__TO DO__. Write out the material again exactly, please, and omit the pictures.

— start MATERIAL TO PROCESS —

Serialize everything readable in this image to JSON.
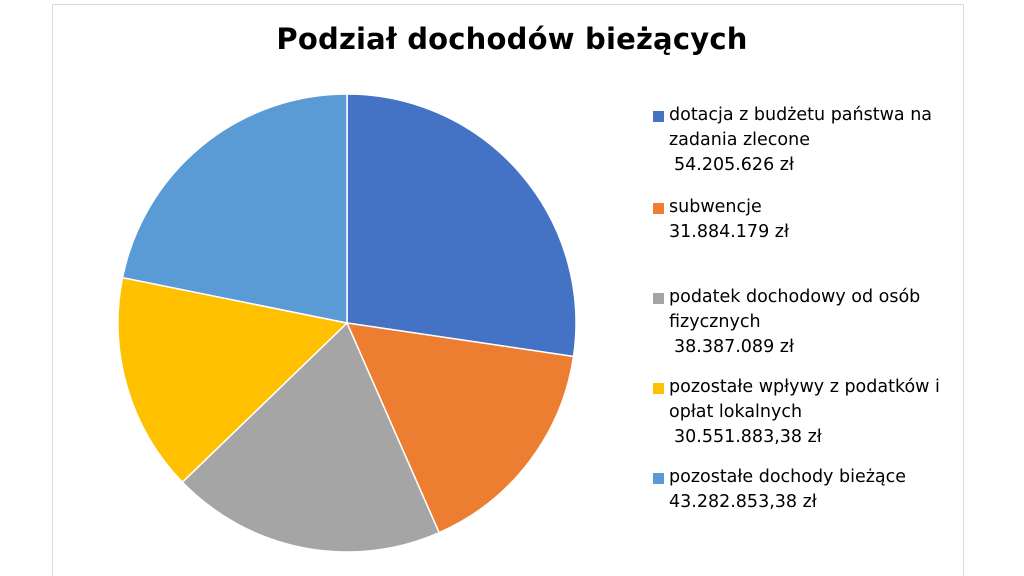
{
  "chart_data": {
    "type": "pie",
    "title": "Podział dochodów bieżących",
    "slices": [
      {
        "label": "dotacja z budżetu państwa na zadania zlecone",
        "value_label": "54.205.626 zł",
        "value": 54205626,
        "color": "#4472C4"
      },
      {
        "label": "subwencje",
        "value_label": "31.884.179 zł",
        "value": 31884179,
        "color": "#ED7D31"
      },
      {
        "label": "podatek dochodowy od osób fizycznych",
        "value_label": "38.387.089 zł",
        "value": 38387089,
        "color": "#A5A5A5"
      },
      {
        "label": "pozostałe wpływy z podatków i opłat lokalnych",
        "value_label": "30.551.883,38 zł",
        "value": 30551883.38,
        "color": "#FFC000"
      },
      {
        "label": "pozostałe dochody bieżące",
        "value_label": "43.282.853,38 zł",
        "value": 43282853.38,
        "color": "#5B9BD5"
      }
    ],
    "legend_position": "right"
  }
}
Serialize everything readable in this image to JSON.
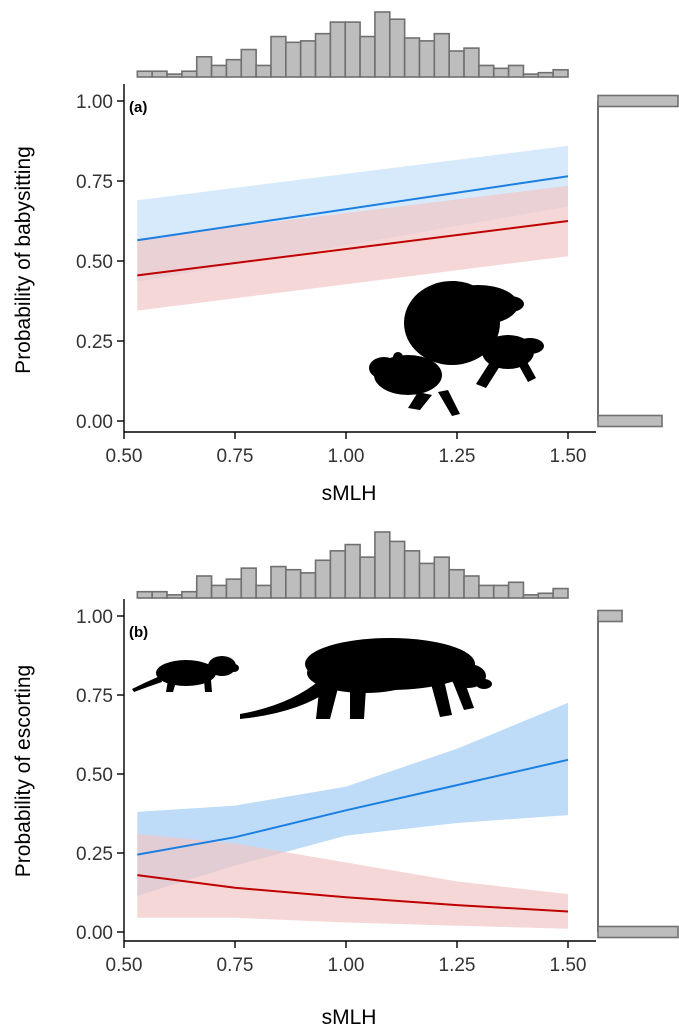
{
  "colors": {
    "blue_line": "#1a7fe0",
    "blue_band_a": "#cfe6fb",
    "blue_band_b": "#b3d6f7",
    "red_line": "#c00000",
    "red_band": "#f2c6c6",
    "hist_fill": "#bdbdbd",
    "hist_stroke": "#707070"
  },
  "chart_data": [
    {
      "type": "line",
      "panel_label": "(a)",
      "xlabel": "sMLH",
      "ylabel": "Probability of babysitting",
      "xlim": [
        0.5,
        1.55
      ],
      "ylim": [
        0.0,
        1.0
      ],
      "x_ticks": [
        "0.50",
        "0.75",
        "1.00",
        "1.25",
        "1.50"
      ],
      "y_ticks": [
        "0.00",
        "0.25",
        "0.50",
        "0.75",
        "1.00"
      ],
      "series": [
        {
          "color_key": "blue",
          "x": [
            0.53,
            1.5
          ],
          "y": [
            0.565,
            0.765
          ],
          "lower": [
            0.435,
            0.67
          ],
          "upper": [
            0.69,
            0.86
          ]
        },
        {
          "color_key": "red",
          "x": [
            0.53,
            1.5
          ],
          "y": [
            0.455,
            0.625
          ],
          "lower": [
            0.345,
            0.515
          ],
          "upper": [
            0.57,
            0.735
          ]
        }
      ],
      "top_histogram": [
        4,
        4,
        2,
        4,
        14,
        8,
        12,
        19,
        8,
        28,
        24,
        25,
        30,
        38,
        38,
        28,
        45,
        40,
        27,
        25,
        30,
        18,
        20,
        8,
        6,
        8,
        2,
        3,
        5
      ],
      "right_histogram": [
        {
          "y": 0.0,
          "count": 0.8
        },
        {
          "y": 1.0,
          "count": 1.0
        }
      ]
    },
    {
      "type": "line",
      "panel_label": "(b)",
      "xlabel": "sMLH",
      "ylabel": "Probability of escorting",
      "xlim": [
        0.5,
        1.55
      ],
      "ylim": [
        0.0,
        1.0
      ],
      "x_ticks": [
        "0.50",
        "0.75",
        "1.00",
        "1.25",
        "1.50"
      ],
      "y_ticks": [
        "0.00",
        "0.25",
        "0.50",
        "0.75",
        "1.00"
      ],
      "series": [
        {
          "color_key": "blue",
          "x": [
            0.53,
            0.75,
            1.0,
            1.25,
            1.5
          ],
          "y": [
            0.245,
            0.3,
            0.385,
            0.465,
            0.545
          ],
          "lower": [
            0.115,
            0.21,
            0.305,
            0.345,
            0.37
          ],
          "upper": [
            0.38,
            0.4,
            0.46,
            0.58,
            0.725
          ]
        },
        {
          "color_key": "red",
          "x": [
            0.53,
            0.75,
            1.0,
            1.25,
            1.5
          ],
          "y": [
            0.18,
            0.14,
            0.11,
            0.085,
            0.065
          ],
          "lower": [
            0.045,
            0.045,
            0.03,
            0.02,
            0.01
          ],
          "upper": [
            0.31,
            0.28,
            0.22,
            0.16,
            0.12
          ]
        }
      ],
      "top_histogram": [
        4,
        4,
        2,
        4,
        14,
        8,
        12,
        19,
        8,
        20,
        18,
        16,
        24,
        30,
        34,
        26,
        42,
        36,
        30,
        22,
        26,
        18,
        14,
        8,
        8,
        10,
        2,
        3,
        6
      ],
      "right_histogram": [
        {
          "y": 0.0,
          "count": 1.0
        },
        {
          "y": 1.0,
          "count": 0.3
        }
      ]
    }
  ]
}
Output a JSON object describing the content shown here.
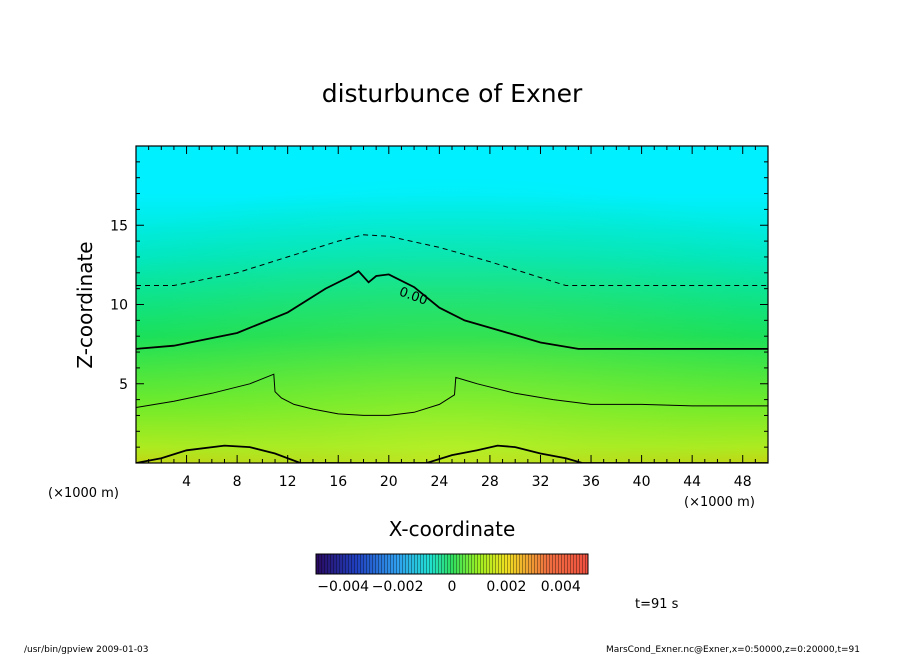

— end MATERIAL TO PROCESS —

__SOLUTION TO THIS TASK__.
Serialize everything readable in this image to JSON.
{
  "chart_data": {
    "type": "pie",
    "title": "Podział dochodów bieżących",
    "slices": [
      {
        "label": "dotacja z budżetu państwa na zadania zlecone",
        "value_label": "54.205.626 zł",
        "value": 54205626,
        "color": "#4472C4"
      },
      {
        "label": "subwencje",
        "value_label": "31.884.179 zł",
        "value": 31884179,
        "color": "#ED7D31"
      },
      {
        "label": "podatek dochodowy od osób fizycznych",
        "value_label": "38.387.089 zł",
        "value": 38387089,
        "color": "#A5A5A5"
      },
      {
        "label": "pozostałe wpływy z podatków i opłat lokalnych",
        "value_label": "30.551.883,38 zł",
        "value": 30551883.38,
        "color": "#FFC000"
      },
      {
        "label": "pozostałe dochody bieżące",
        "value_label": "43.282.853,38 zł",
        "value": 43282853.38,
        "color": "#5B9BD5"
      }
    ],
    "legend_position": "right"
  }
}
Serialize everything readable in this image to JSON.
{
  "colors": {
    "blue_line": "#1a7fe0",
    "blue_band_a": "#cfe6fb",
    "blue_band_b": "#b3d6f7",
    "red_line": "#c00000",
    "red_band": "#f2c6c6",
    "hist_fill": "#bdbdbd",
    "hist_stroke": "#707070"
  },
  "chart_data": [
    {
      "type": "line",
      "panel_label": "(a)",
      "xlabel": "sMLH",
      "ylabel": "Probability of babysitting",
      "xlim": [
        0.5,
        1.55
      ],
      "ylim": [
        0.0,
        1.0
      ],
      "x_ticks": [
        "0.50",
        "0.75",
        "1.00",
        "1.25",
        "1.50"
      ],
      "y_ticks": [
        "0.00",
        "0.25",
        "0.50",
        "0.75",
        "1.00"
      ],
      "series": [
        {
          "color_key": "blue",
          "x": [
            0.53,
            1.5
          ],
          "y": [
            0.565,
            0.765
          ],
          "lower": [
            0.435,
            0.67
          ],
          "upper": [
            0.69,
            0.86
          ]
        },
        {
          "color_key": "red",
          "x": [
            0.53,
            1.5
          ],
          "y": [
            0.455,
            0.625
          ],
          "lower": [
            0.345,
            0.515
          ],
          "upper": [
            0.57,
            0.735
          ]
        }
      ],
      "top_histogram": [
        4,
        4,
        2,
        4,
        14,
        8,
        12,
        19,
        8,
        28,
        24,
        25,
        30,
        38,
        38,
        28,
        45,
        40,
        27,
        25,
        30,
        18,
        20,
        8,
        6,
        8,
        2,
        3,
        5
      ],
      "right_histogram": [
        {
          "y": 0.0,
          "count": 0.8
        },
        {
          "y": 1.0,
          "count": 1.0
        }
      ]
    },
    {
      "type": "line",
      "panel_label": "(b)",
      "xlabel": "sMLH",
      "ylabel": "Probability of escorting",
      "xlim": [
        0.5,
        1.55
      ],
      "ylim": [
        0.0,
        1.0
      ],
      "x_ticks": [
        "0.50",
        "0.75",
        "1.00",
        "1.25",
        "1.50"
      ],
      "y_ticks": [
        "0.00",
        "0.25",
        "0.50",
        "0.75",
        "1.00"
      ],
      "series": [
        {
          "color_key": "blue",
          "x": [
            0.53,
            0.75,
            1.0,
            1.25,
            1.5
          ],
          "y": [
            0.245,
            0.3,
            0.385,
            0.465,
            0.545
          ],
          "lower": [
            0.115,
            0.21,
            0.305,
            0.345,
            0.37
          ],
          "upper": [
            0.38,
            0.4,
            0.46,
            0.58,
            0.725
          ]
        },
        {
          "color_key": "red",
          "x": [
            0.53,
            0.75,
            1.0,
            1.25,
            1.5
          ],
          "y": [
            0.18,
            0.14,
            0.11,
            0.085,
            0.065
          ],
          "lower": [
            0.045,
            0.045,
            0.03,
            0.02,
            0.01
          ],
          "upper": [
            0.31,
            0.28,
            0.22,
            0.16,
            0.12
          ]
        }
      ],
      "top_histogram": [
        4,
        4,
        2,
        4,
        14,
        8,
        12,
        19,
        8,
        20,
        18,
        16,
        24,
        30,
        34,
        26,
        42,
        36,
        30,
        22,
        26,
        18,
        14,
        8,
        8,
        10,
        2,
        3,
        6
      ],
      "right_histogram": [
        {
          "y": 0.0,
          "count": 1.0
        },
        {
          "y": 1.0,
          "count": 0.3
        }
      ]
    }
  ]
}
Output a JSON object describing the content shown here.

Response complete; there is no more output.